=== TASK ===
Repeat each line of the material below exactly as it appears, minus any pictures.
[DATA FOR THE TASK start]
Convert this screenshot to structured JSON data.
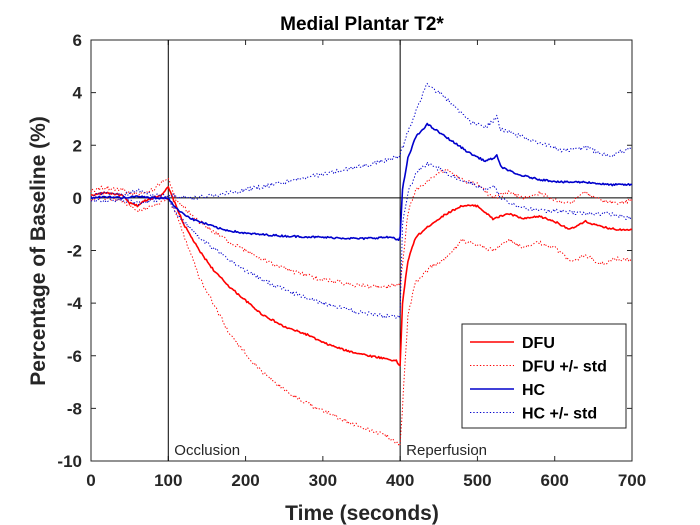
{
  "chart_data": {
    "type": "line",
    "title": "Medial Plantar T2*",
    "xlabel": "Time (seconds)",
    "ylabel": "Percentage of Baseline (%)",
    "xlim": [
      0,
      700
    ],
    "ylim": [
      -10,
      6
    ],
    "xticks": [
      "0",
      "100",
      "200",
      "300",
      "400",
      "500",
      "600",
      "700"
    ],
    "yticks": [
      "-10",
      "-8",
      "-6",
      "-4",
      "-2",
      "0",
      "2",
      "4",
      "6"
    ],
    "grid": false,
    "legend_position": "bottom-right",
    "annotations": [
      {
        "text": "Occlusion",
        "x": 100
      },
      {
        "text": "Reperfusion",
        "x": 400
      }
    ],
    "colors": {
      "dfu": "#ff0000",
      "hc": "#0000cc",
      "axis": "#262626"
    },
    "series": [
      {
        "name": "DFU",
        "style": "solid",
        "color": "#ff0000",
        "x": [
          0,
          20,
          40,
          50,
          60,
          70,
          80,
          90,
          100,
          110,
          120,
          140,
          160,
          180,
          200,
          220,
          250,
          280,
          300,
          330,
          360,
          380,
          395,
          400,
          403,
          410,
          420,
          440,
          460,
          480,
          500,
          520,
          540,
          560,
          580,
          600,
          620,
          640,
          660,
          680,
          700
        ],
        "y": [
          0.1,
          0.2,
          0.1,
          -0.2,
          -0.3,
          -0.1,
          0.0,
          0.1,
          0.4,
          -0.3,
          -1.0,
          -2.0,
          -2.8,
          -3.4,
          -3.9,
          -4.4,
          -4.9,
          -5.2,
          -5.5,
          -5.8,
          -6.0,
          -6.1,
          -6.2,
          -6.4,
          -4.0,
          -2.4,
          -1.5,
          -1.0,
          -0.6,
          -0.3,
          -0.3,
          -0.8,
          -0.6,
          -0.8,
          -0.7,
          -0.9,
          -1.2,
          -0.9,
          -1.1,
          -1.2,
          -1.2
        ]
      },
      {
        "name": "DFU +/- std",
        "style": "dotted",
        "color": "#ff0000",
        "x": [
          0,
          20,
          40,
          60,
          80,
          100,
          110,
          140,
          180,
          220,
          260,
          300,
          340,
          380,
          400,
          410,
          420,
          440,
          460,
          480,
          500,
          520,
          540,
          560,
          580,
          600,
          620,
          640,
          660,
          680,
          700
        ],
        "y": [
          0.3,
          0.4,
          0.3,
          0.1,
          0.3,
          0.8,
          -0.1,
          -0.9,
          -1.7,
          -2.3,
          -2.8,
          -3.1,
          -3.3,
          -3.4,
          -3.3,
          -0.6,
          0.3,
          0.7,
          1.1,
          0.7,
          0.5,
          0.0,
          0.2,
          0.0,
          0.2,
          -0.1,
          -0.2,
          0.2,
          -0.1,
          -0.2,
          -0.1
        ]
      },
      {
        "name": "DFU -std",
        "style": "dotted",
        "color": "#ff0000",
        "x": [
          0,
          20,
          40,
          60,
          80,
          100,
          110,
          140,
          180,
          220,
          260,
          300,
          340,
          380,
          400,
          410,
          420,
          440,
          460,
          480,
          500,
          520,
          540,
          560,
          580,
          600,
          620,
          640,
          660,
          680,
          700
        ],
        "y": [
          -0.1,
          0.0,
          -0.1,
          -0.5,
          -0.3,
          0.0,
          -0.6,
          -3.0,
          -5.2,
          -6.6,
          -7.5,
          -8.1,
          -8.6,
          -9.0,
          -9.4,
          -4.5,
          -3.2,
          -2.6,
          -2.3,
          -1.6,
          -1.8,
          -2.0,
          -1.6,
          -1.9,
          -1.7,
          -1.9,
          -2.4,
          -2.2,
          -2.5,
          -2.3,
          -2.4
        ]
      },
      {
        "name": "HC",
        "style": "solid",
        "color": "#0000cc",
        "x": [
          0,
          20,
          40,
          60,
          80,
          100,
          110,
          130,
          150,
          170,
          200,
          250,
          300,
          350,
          380,
          390,
          398,
          400,
          403,
          410,
          420,
          435,
          450,
          470,
          490,
          510,
          520,
          525,
          530,
          550,
          580,
          610,
          640,
          670,
          700
        ],
        "y": [
          0.0,
          0.05,
          0.0,
          0.05,
          0.0,
          0.0,
          -0.4,
          -0.8,
          -1.0,
          -1.2,
          -1.35,
          -1.45,
          -1.5,
          -1.55,
          -1.5,
          -1.5,
          -1.6,
          -1.5,
          0.3,
          1.5,
          2.3,
          2.8,
          2.5,
          2.1,
          1.7,
          1.4,
          1.5,
          1.6,
          1.2,
          0.9,
          0.7,
          0.6,
          0.6,
          0.5,
          0.5
        ]
      },
      {
        "name": "HC +/- std",
        "style": "dotted",
        "color": "#0000cc",
        "x": [
          0,
          20,
          40,
          60,
          80,
          100,
          130,
          160,
          200,
          250,
          300,
          350,
          390,
          400,
          403,
          410,
          420,
          435,
          450,
          470,
          490,
          510,
          520,
          525,
          530,
          550,
          580,
          610,
          640,
          670,
          700
        ],
        "y": [
          0.1,
          0.2,
          0.1,
          0.3,
          0.1,
          0.1,
          0.0,
          0.1,
          0.3,
          0.6,
          0.9,
          1.2,
          1.5,
          1.6,
          1.9,
          2.5,
          3.3,
          4.3,
          4.0,
          3.5,
          2.9,
          2.7,
          2.9,
          3.1,
          2.6,
          2.4,
          2.1,
          1.8,
          1.9,
          1.6,
          1.9
        ]
      },
      {
        "name": "HC -std",
        "style": "dotted",
        "color": "#0000cc",
        "x": [
          0,
          20,
          40,
          60,
          80,
          100,
          110,
          140,
          180,
          220,
          260,
          300,
          340,
          380,
          400,
          403,
          410,
          420,
          435,
          450,
          470,
          490,
          510,
          520,
          530,
          550,
          580,
          610,
          640,
          670,
          700
        ],
        "y": [
          -0.1,
          -0.1,
          -0.1,
          -0.2,
          -0.1,
          0.0,
          -0.6,
          -1.5,
          -2.4,
          -3.1,
          -3.6,
          -4.0,
          -4.3,
          -4.5,
          -4.5,
          -1.0,
          0.2,
          0.9,
          1.3,
          1.1,
          0.8,
          0.6,
          0.3,
          0.5,
          0.0,
          -0.3,
          -0.5,
          -0.5,
          -0.6,
          -0.6,
          -0.8
        ]
      }
    ],
    "legend": [
      {
        "label": "DFU",
        "style": "solid",
        "color": "#ff0000"
      },
      {
        "label": "DFU +/- std",
        "style": "dotted",
        "color": "#ff0000"
      },
      {
        "label": "HC",
        "style": "solid",
        "color": "#0000cc"
      },
      {
        "label": "HC +/- std",
        "style": "dotted",
        "color": "#0000cc"
      }
    ]
  }
}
[DATA FOR THE TASK end]
=== REPLY ===
Convert this screenshot to structured JSON data.
{
  "chart_data": {
    "type": "line",
    "title": "Medial Plantar T2*",
    "xlabel": "Time (seconds)",
    "ylabel": "Percentage of Baseline (%)",
    "xlim": [
      0,
      700
    ],
    "ylim": [
      -10,
      6
    ],
    "xticks": [
      "0",
      "100",
      "200",
      "300",
      "400",
      "500",
      "600",
      "700"
    ],
    "yticks": [
      "-10",
      "-8",
      "-6",
      "-4",
      "-2",
      "0",
      "2",
      "4",
      "6"
    ],
    "grid": false,
    "legend_position": "bottom-right",
    "annotations": [
      {
        "text": "Occlusion",
        "x": 100
      },
      {
        "text": "Reperfusion",
        "x": 400
      }
    ],
    "colors": {
      "dfu": "#ff0000",
      "hc": "#0000cc",
      "axis": "#262626"
    },
    "series": [
      {
        "name": "DFU",
        "style": "solid",
        "color": "#ff0000",
        "x": [
          0,
          20,
          40,
          50,
          60,
          70,
          80,
          90,
          100,
          110,
          120,
          140,
          160,
          180,
          200,
          220,
          250,
          280,
          300,
          330,
          360,
          380,
          395,
          400,
          403,
          410,
          420,
          440,
          460,
          480,
          500,
          520,
          540,
          560,
          580,
          600,
          620,
          640,
          660,
          680,
          700
        ],
        "y": [
          0.1,
          0.2,
          0.1,
          -0.2,
          -0.3,
          -0.1,
          0.0,
          0.1,
          0.4,
          -0.3,
          -1.0,
          -2.0,
          -2.8,
          -3.4,
          -3.9,
          -4.4,
          -4.9,
          -5.2,
          -5.5,
          -5.8,
          -6.0,
          -6.1,
          -6.2,
          -6.4,
          -4.0,
          -2.4,
          -1.5,
          -1.0,
          -0.6,
          -0.3,
          -0.3,
          -0.8,
          -0.6,
          -0.8,
          -0.7,
          -0.9,
          -1.2,
          -0.9,
          -1.1,
          -1.2,
          -1.2
        ]
      },
      {
        "name": "DFU +/- std",
        "style": "dotted",
        "color": "#ff0000",
        "x": [
          0,
          20,
          40,
          60,
          80,
          100,
          110,
          140,
          180,
          220,
          260,
          300,
          340,
          380,
          400,
          410,
          420,
          440,
          460,
          480,
          500,
          520,
          540,
          560,
          580,
          600,
          620,
          640,
          660,
          680,
          700
        ],
        "y": [
          0.3,
          0.4,
          0.3,
          0.1,
          0.3,
          0.8,
          -0.1,
          -0.9,
          -1.7,
          -2.3,
          -2.8,
          -3.1,
          -3.3,
          -3.4,
          -3.3,
          -0.6,
          0.3,
          0.7,
          1.1,
          0.7,
          0.5,
          0.0,
          0.2,
          0.0,
          0.2,
          -0.1,
          -0.2,
          0.2,
          -0.1,
          -0.2,
          -0.1
        ]
      },
      {
        "name": "DFU -std",
        "style": "dotted",
        "color": "#ff0000",
        "x": [
          0,
          20,
          40,
          60,
          80,
          100,
          110,
          140,
          180,
          220,
          260,
          300,
          340,
          380,
          400,
          410,
          420,
          440,
          460,
          480,
          500,
          520,
          540,
          560,
          580,
          600,
          620,
          640,
          660,
          680,
          700
        ],
        "y": [
          -0.1,
          0.0,
          -0.1,
          -0.5,
          -0.3,
          0.0,
          -0.6,
          -3.0,
          -5.2,
          -6.6,
          -7.5,
          -8.1,
          -8.6,
          -9.0,
          -9.4,
          -4.5,
          -3.2,
          -2.6,
          -2.3,
          -1.6,
          -1.8,
          -2.0,
          -1.6,
          -1.9,
          -1.7,
          -1.9,
          -2.4,
          -2.2,
          -2.5,
          -2.3,
          -2.4
        ]
      },
      {
        "name": "HC",
        "style": "solid",
        "color": "#0000cc",
        "x": [
          0,
          20,
          40,
          60,
          80,
          100,
          110,
          130,
          150,
          170,
          200,
          250,
          300,
          350,
          380,
          390,
          398,
          400,
          403,
          410,
          420,
          435,
          450,
          470,
          490,
          510,
          520,
          525,
          530,
          550,
          580,
          610,
          640,
          670,
          700
        ],
        "y": [
          0.0,
          0.05,
          0.0,
          0.05,
          0.0,
          0.0,
          -0.4,
          -0.8,
          -1.0,
          -1.2,
          -1.35,
          -1.45,
          -1.5,
          -1.55,
          -1.5,
          -1.5,
          -1.6,
          -1.5,
          0.3,
          1.5,
          2.3,
          2.8,
          2.5,
          2.1,
          1.7,
          1.4,
          1.5,
          1.6,
          1.2,
          0.9,
          0.7,
          0.6,
          0.6,
          0.5,
          0.5
        ]
      },
      {
        "name": "HC +/- std",
        "style": "dotted",
        "color": "#0000cc",
        "x": [
          0,
          20,
          40,
          60,
          80,
          100,
          130,
          160,
          200,
          250,
          300,
          350,
          390,
          400,
          403,
          410,
          420,
          435,
          450,
          470,
          490,
          510,
          520,
          525,
          530,
          550,
          580,
          610,
          640,
          670,
          700
        ],
        "y": [
          0.1,
          0.2,
          0.1,
          0.3,
          0.1,
          0.1,
          0.0,
          0.1,
          0.3,
          0.6,
          0.9,
          1.2,
          1.5,
          1.6,
          1.9,
          2.5,
          3.3,
          4.3,
          4.0,
          3.5,
          2.9,
          2.7,
          2.9,
          3.1,
          2.6,
          2.4,
          2.1,
          1.8,
          1.9,
          1.6,
          1.9
        ]
      },
      {
        "name": "HC -std",
        "style": "dotted",
        "color": "#0000cc",
        "x": [
          0,
          20,
          40,
          60,
          80,
          100,
          110,
          140,
          180,
          220,
          260,
          300,
          340,
          380,
          400,
          403,
          410,
          420,
          435,
          450,
          470,
          490,
          510,
          520,
          530,
          550,
          580,
          610,
          640,
          670,
          700
        ],
        "y": [
          -0.1,
          -0.1,
          -0.1,
          -0.2,
          -0.1,
          0.0,
          -0.6,
          -1.5,
          -2.4,
          -3.1,
          -3.6,
          -4.0,
          -4.3,
          -4.5,
          -4.5,
          -1.0,
          0.2,
          0.9,
          1.3,
          1.1,
          0.8,
          0.6,
          0.3,
          0.5,
          0.0,
          -0.3,
          -0.5,
          -0.5,
          -0.6,
          -0.6,
          -0.8
        ]
      }
    ],
    "legend": [
      {
        "label": "DFU",
        "style": "solid",
        "color": "#ff0000"
      },
      {
        "label": "DFU +/- std",
        "style": "dotted",
        "color": "#ff0000"
      },
      {
        "label": "HC",
        "style": "solid",
        "color": "#0000cc"
      },
      {
        "label": "HC +/- std",
        "style": "dotted",
        "color": "#0000cc"
      }
    ]
  }
}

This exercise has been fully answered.